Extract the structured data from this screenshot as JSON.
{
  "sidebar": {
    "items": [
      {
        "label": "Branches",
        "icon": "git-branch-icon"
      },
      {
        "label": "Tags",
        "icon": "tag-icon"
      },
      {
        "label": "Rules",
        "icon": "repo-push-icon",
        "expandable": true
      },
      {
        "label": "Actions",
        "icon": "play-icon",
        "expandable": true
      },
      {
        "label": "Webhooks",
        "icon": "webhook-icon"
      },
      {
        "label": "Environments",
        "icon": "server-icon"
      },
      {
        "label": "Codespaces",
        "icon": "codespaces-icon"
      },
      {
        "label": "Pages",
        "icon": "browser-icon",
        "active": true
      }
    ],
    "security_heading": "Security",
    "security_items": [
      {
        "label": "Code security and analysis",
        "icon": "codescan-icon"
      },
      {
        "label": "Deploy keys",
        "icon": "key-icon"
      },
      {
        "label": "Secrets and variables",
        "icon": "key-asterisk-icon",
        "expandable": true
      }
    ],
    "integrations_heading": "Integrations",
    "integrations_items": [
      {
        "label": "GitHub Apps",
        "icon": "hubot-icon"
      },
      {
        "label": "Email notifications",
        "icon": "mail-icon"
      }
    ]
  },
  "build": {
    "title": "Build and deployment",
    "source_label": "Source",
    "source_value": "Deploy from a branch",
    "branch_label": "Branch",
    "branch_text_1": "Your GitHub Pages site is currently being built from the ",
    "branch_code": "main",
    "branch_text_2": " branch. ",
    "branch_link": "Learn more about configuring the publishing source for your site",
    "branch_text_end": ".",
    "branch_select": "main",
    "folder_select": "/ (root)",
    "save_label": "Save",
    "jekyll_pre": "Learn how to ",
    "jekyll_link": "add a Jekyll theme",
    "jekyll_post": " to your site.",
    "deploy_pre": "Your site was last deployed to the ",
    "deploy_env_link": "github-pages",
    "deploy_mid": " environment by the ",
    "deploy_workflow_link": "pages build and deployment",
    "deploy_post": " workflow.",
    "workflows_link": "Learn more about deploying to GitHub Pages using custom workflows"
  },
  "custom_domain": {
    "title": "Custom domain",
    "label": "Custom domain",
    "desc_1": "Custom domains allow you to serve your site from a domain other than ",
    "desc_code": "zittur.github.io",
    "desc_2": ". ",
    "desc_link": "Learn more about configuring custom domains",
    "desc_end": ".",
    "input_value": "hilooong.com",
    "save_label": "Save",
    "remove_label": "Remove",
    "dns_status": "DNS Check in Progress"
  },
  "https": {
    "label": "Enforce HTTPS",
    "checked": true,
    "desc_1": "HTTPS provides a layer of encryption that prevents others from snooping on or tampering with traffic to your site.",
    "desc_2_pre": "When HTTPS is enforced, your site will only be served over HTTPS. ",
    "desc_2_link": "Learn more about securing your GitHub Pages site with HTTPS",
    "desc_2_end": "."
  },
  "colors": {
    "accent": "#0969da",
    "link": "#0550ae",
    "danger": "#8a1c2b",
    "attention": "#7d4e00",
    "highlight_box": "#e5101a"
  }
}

——

Restate each record word for word.

ANSWER TO THE EXERCISE:
Extract the structured data from this screenshot as JSON.
{
  "sidebar": {
    "items": [
      {
        "label": "Branches",
        "icon": "git-branch-icon"
      },
      {
        "label": "Tags",
        "icon": "tag-icon"
      },
      {
        "label": "Rules",
        "icon": "repo-push-icon",
        "expandable": true
      },
      {
        "label": "Actions",
        "icon": "play-icon",
        "expandable": true
      },
      {
        "label": "Webhooks",
        "icon": "webhook-icon"
      },
      {
        "label": "Environments",
        "icon": "server-icon"
      },
      {
        "label": "Codespaces",
        "icon": "codespaces-icon"
      },
      {
        "label": "Pages",
        "icon": "browser-icon",
        "active": true
      }
    ],
    "security_heading": "Security",
    "security_items": [
      {
        "label": "Code security and analysis",
        "icon": "codescan-icon"
      },
      {
        "label": "Deploy keys",
        "icon": "key-icon"
      },
      {
        "label": "Secrets and variables",
        "icon": "key-asterisk-icon",
        "expandable": true
      }
    ],
    "integrations_heading": "Integrations",
    "integrations_items": [
      {
        "label": "GitHub Apps",
        "icon": "hubot-icon"
      },
      {
        "label": "Email notifications",
        "icon": "mail-icon"
      }
    ]
  },
  "build": {
    "title": "Build and deployment",
    "source_label": "Source",
    "source_value": "Deploy from a branch",
    "branch_label": "Branch",
    "branch_text_1": "Your GitHub Pages site is currently being built from the ",
    "branch_code": "main",
    "branch_text_2": " branch. ",
    "branch_link": "Learn more about configuring the publishing source for your site",
    "branch_text_end": ".",
    "branch_select": "main",
    "folder_select": "/ (root)",
    "save_label": "Save",
    "jekyll_pre": "Learn how to ",
    "jekyll_link": "add a Jekyll theme",
    "jekyll_post": " to your site.",
    "deploy_pre": "Your site was last deployed to the ",
    "deploy_env_link": "github-pages",
    "deploy_mid": " environment by the ",
    "deploy_workflow_link": "pages build and deployment",
    "deploy_post": " workflow.",
    "workflows_link": "Learn more about deploying to GitHub Pages using custom workflows"
  },
  "custom_domain": {
    "title": "Custom domain",
    "label": "Custom domain",
    "desc_1": "Custom domains allow you to serve your site from a domain other than ",
    "desc_code": "zittur.github.io",
    "desc_2": ". ",
    "desc_link": "Learn more about configuring custom domains",
    "desc_end": ".",
    "input_value": "hilooong.com",
    "save_label": "Save",
    "remove_label": "Remove",
    "dns_status": "DNS Check in Progress"
  },
  "https": {
    "label": "Enforce HTTPS",
    "checked": true,
    "desc_1": "HTTPS provides a layer of encryption that prevents others from snooping on or tampering with traffic to your site.",
    "desc_2_pre": "When HTTPS is enforced, your site will only be served over HTTPS. ",
    "desc_2_link": "Learn more about securing your GitHub Pages site with HTTPS",
    "desc_2_end": "."
  },
  "colors": {
    "accent": "#0969da",
    "link": "#0550ae",
    "danger": "#8a1c2b",
    "attention": "#7d4e00",
    "highlight_box": "#e5101a"
  }
}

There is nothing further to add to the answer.